TEXTO APRESENTADO:

====================

Mais do que pessoas dotadas, fascinam-me pessoas doentes. Ou melhor, vou tentar explicar-me melhor: para mim as pessoas realmente dotadas são aquelas que, ao manifestar o seu dom, não o conseguem fazer sem que ele se mostre também como uma doença.

Se, de um lado, o dom nos faz ficar de bem com a vida, do outro, a doença recorda-nos o fim dela. Esta dicotomia está para mim sempre presente. Não consigo pensar em dons esquecendo as doenças, e não consigo pensar em doenças sem lembrá-las como possíveis dons. Como acredito na Bíblia, acredito num Universo que, tendo começado perfeito (no capítulo 1 e 2 do livro do Génesis), rapidamente se viu no meio de problemas (logo no capítulo 3). Por isso, não nego a perfeição, a que todos almejamos, sejamos crentes ou não, mas, de facto, são os problemas os nossos companheiros mais presentes e credíveis. “Problemas no Paraíso”, como diria o bom Slavoj Zizek, sem qualquer vestígio de religião.

Esta dicotomia pode aplicar-se praticamente a qualquer coisa. Por exemplo, à pessoa com quem casámos. Ela é para nós o que mais ninguém pode ser, mas, como é calculável, também será quem mais nos tira do sério—ela é o dom e ela é a doença. Amor que é amor é dom e é doença. Isto aplica-se também às nossas vocações. Não paramos enquanto não fazemos o que desejamos mas também endoidecemos nesse processo—é o dom e é a doença. Vivemos para concretizar algo mas vamos morrendo nisso também.

====================

Material de um conjunto de dados
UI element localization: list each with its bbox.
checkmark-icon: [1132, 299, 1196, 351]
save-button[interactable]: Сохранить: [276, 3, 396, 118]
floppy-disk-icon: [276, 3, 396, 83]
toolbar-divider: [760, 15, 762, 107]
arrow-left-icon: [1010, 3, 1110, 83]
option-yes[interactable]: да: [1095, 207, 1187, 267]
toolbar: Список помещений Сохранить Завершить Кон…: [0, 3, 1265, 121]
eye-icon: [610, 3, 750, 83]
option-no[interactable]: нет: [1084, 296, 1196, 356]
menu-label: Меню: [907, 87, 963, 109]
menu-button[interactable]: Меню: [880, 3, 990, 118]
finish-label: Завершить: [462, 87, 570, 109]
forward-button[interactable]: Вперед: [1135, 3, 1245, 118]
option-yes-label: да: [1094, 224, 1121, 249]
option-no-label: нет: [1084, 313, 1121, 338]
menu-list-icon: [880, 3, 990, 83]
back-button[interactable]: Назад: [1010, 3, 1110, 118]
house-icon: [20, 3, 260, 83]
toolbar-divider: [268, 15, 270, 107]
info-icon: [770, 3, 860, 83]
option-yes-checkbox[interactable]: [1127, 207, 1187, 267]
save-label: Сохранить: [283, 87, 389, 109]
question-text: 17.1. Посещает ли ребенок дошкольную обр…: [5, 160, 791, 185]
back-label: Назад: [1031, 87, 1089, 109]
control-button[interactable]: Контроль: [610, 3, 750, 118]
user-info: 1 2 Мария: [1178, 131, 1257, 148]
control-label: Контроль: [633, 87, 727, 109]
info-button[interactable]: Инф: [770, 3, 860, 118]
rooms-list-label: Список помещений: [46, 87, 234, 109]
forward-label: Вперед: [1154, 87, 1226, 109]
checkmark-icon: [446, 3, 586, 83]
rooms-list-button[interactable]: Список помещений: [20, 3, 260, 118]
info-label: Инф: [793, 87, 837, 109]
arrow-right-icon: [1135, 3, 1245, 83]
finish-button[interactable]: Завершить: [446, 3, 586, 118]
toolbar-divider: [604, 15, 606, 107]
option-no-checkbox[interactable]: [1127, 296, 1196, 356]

====================

VERIFIQUE A COMPREENSÃO:
(a) Por favor, transcreva do texto sobre o dom e a doença o trecho entre "Se, de um lado, o" e "vestígio de religião.", ambos incluídos.
(b) Diga se cada afirmação está de acordo com o texto sobre o dom e a doença. Responda sim ou não e cite as palavras do texto que o decidem.
(i) Quem escreve declara acreditar na Bíblia.
(ii) Segundo o texto, o Universo já estava no meio de problemas no capítulo 1 do Génesis.
(iii) O texto aplica a dicotomia entre dom e doença também às vocações.

SOLUÇÕES DOS EXERCÍCIOS:
(a)
Se, de um lado, o dom nos faz ficar de bem com a vida, do outro, a doença recorda-nos o fim dela. Esta dicotomia está para mim sempre presente. Não consigo pensar em dons esquecendo as doenças, e não consigo pensar em doenças sem lembrá-las como possíveis dons. Como acredito na Bíblia, acredito num Universo que, tendo começado perfeito (no capítulo 1 e 2 do livro do Génesis), rapidamente se viu no meio de problemas (logo no capítulo 3). Por isso, não nego a perfeição, a que todos almejamos, sejamos crentes ou não, mas, de facto, são os problemas os nossos companheiros mais presentes e credíveis. “Problemas no Paraíso”, como diria o bom Slavoj Zizek, sem qualquer vestígio de religião.

(b)
(i) Sim: "Como acredito na Bíblia, acredito num Universo que, tendo começado perfeito"
(ii) Não: "tendo começado perfeito (no capítulo 1 e 2 do livro do Génesis), rapidamente se viu no meio de problemas (logo no capítulo 3)"
(iii) Sim: "Isto aplica-se também às nossas vocações."